→ Job
Reproduce each record exactly.

→ Data section

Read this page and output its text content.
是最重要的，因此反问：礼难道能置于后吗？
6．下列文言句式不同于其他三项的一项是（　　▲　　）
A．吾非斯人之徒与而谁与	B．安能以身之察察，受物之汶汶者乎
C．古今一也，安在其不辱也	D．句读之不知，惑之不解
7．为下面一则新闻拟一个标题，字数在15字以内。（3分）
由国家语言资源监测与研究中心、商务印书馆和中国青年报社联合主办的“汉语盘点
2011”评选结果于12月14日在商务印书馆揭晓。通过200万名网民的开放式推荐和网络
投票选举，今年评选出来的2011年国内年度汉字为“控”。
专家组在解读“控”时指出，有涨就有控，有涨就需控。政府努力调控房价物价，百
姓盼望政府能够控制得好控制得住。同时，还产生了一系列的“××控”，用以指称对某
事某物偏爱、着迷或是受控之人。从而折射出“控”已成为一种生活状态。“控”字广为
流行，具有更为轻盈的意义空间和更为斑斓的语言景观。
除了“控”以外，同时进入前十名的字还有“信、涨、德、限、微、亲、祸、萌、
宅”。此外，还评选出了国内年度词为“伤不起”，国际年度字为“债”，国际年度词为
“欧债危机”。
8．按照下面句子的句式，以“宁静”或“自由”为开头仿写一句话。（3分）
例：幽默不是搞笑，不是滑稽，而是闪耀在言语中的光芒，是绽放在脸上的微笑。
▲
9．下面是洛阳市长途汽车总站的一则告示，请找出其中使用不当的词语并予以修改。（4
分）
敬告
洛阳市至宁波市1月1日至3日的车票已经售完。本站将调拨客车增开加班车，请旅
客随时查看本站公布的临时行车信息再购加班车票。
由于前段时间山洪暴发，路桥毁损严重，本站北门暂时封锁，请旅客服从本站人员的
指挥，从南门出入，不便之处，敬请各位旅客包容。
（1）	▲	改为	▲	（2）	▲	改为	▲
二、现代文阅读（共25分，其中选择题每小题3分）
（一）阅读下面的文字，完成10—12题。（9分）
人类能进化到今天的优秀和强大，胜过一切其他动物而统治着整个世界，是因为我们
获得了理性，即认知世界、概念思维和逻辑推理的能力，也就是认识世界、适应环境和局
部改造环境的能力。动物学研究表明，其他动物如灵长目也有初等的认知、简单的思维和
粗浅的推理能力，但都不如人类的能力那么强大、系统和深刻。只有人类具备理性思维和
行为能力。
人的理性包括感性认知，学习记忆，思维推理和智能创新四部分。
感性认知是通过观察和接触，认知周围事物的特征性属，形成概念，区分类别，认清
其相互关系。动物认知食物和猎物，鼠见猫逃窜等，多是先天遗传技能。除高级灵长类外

→ Correct response
Read this page and output its text content.
是最重要的，因此反问：礼难道能置于后吗？
6．下列文言句式不同于其他三项的一项是（　　▲　　）
A．吾非斯人之徒与而谁与	B．安能以身之察察，受物之汶汶者乎
C．古今一也，安在其不辱也	D．句读之不知，惑之不解
7．为下面一则新闻拟一个标题，字数在15字以内。（3分）
由国家语言资源监测与研究中心、商务印书馆和中国青年报社联合主办的“汉语盘点
2011”评选结果于12月14日在商务印书馆揭晓。通过200万名网民的开放式推荐和网络
投票选举，今年评选出来的2011年国内年度汉字为“控”。
专家组在解读“控”时指出，有涨就有控，有涨就需控。政府努力调控房价物价，百
姓盼望政府能够控制得好控制得住。同时，还产生了一系列的“××控”，用以指称对某
事某物偏爱、着迷或是受控之人。从而折射出“控”已成为一种生活状态。“控”字广为
流行，具有更为轻盈的意义空间和更为斑斓的语言景观。
除了“控”以外，同时进入前十名的字还有“信、涨、德、限、微、亲、祸、萌、
宅”。此外，还评选出了国内年度词为“伤不起”，国际年度字为“债”，国际年度词为
“欧债危机”。
8．按照下面句子的句式，以“宁静”或“自由”为开头仿写一句话。（3分）
例：幽默不是搞笑，不是滑稽，而是闪耀在言语中的光芒，是绽放在脸上的微笑。
▲
9．下面是洛阳市长途汽车总站的一则告示，请找出其中使用不当的词语并予以修改。（4
分）
敬告
洛阳市至宁波市1月1日至3日的车票已经售完。本站将调拨客车增开加班车，请旅
客随时查看本站公布的临时行车信息再购加班车票。
由于前段时间山洪暴发，路桥毁损严重，本站北门暂时封锁，请旅客服从本站人员的
指挥，从南门出入，不便之处，敬请各位旅客包容。
（1）	▲	改为	▲	（2）	▲	改为	▲
二、现代文阅读（共25分，其中选择题每小题3分）
（一）阅读下面的文字，完成10—12题。（9分）
人类能进化到今天的优秀和强大，胜过一切其他动物而统治着整个世界，是因为我们
获得了理性，即认知世界、概念思维和逻辑推理的能力，也就是认识世界、适应环境和局
部改造环境的能力。动物学研究表明，其他动物如灵长目也有初等的认知、简单的思维和
粗浅的推理能力，但都不如人类的能力那么强大、系统和深刻。只有人类具备理性思维和
行为能力。
人的理性包括感性认知，学习记忆，思维推理和智能创新四部分。
感性认知是通过观察和接触，认知周围事物的特征性属，形成概念，区分类别，认清
其相互关系。动物认知食物和猎物，鼠见猫逃窜等，多是先天遗传技能。除高级灵长类外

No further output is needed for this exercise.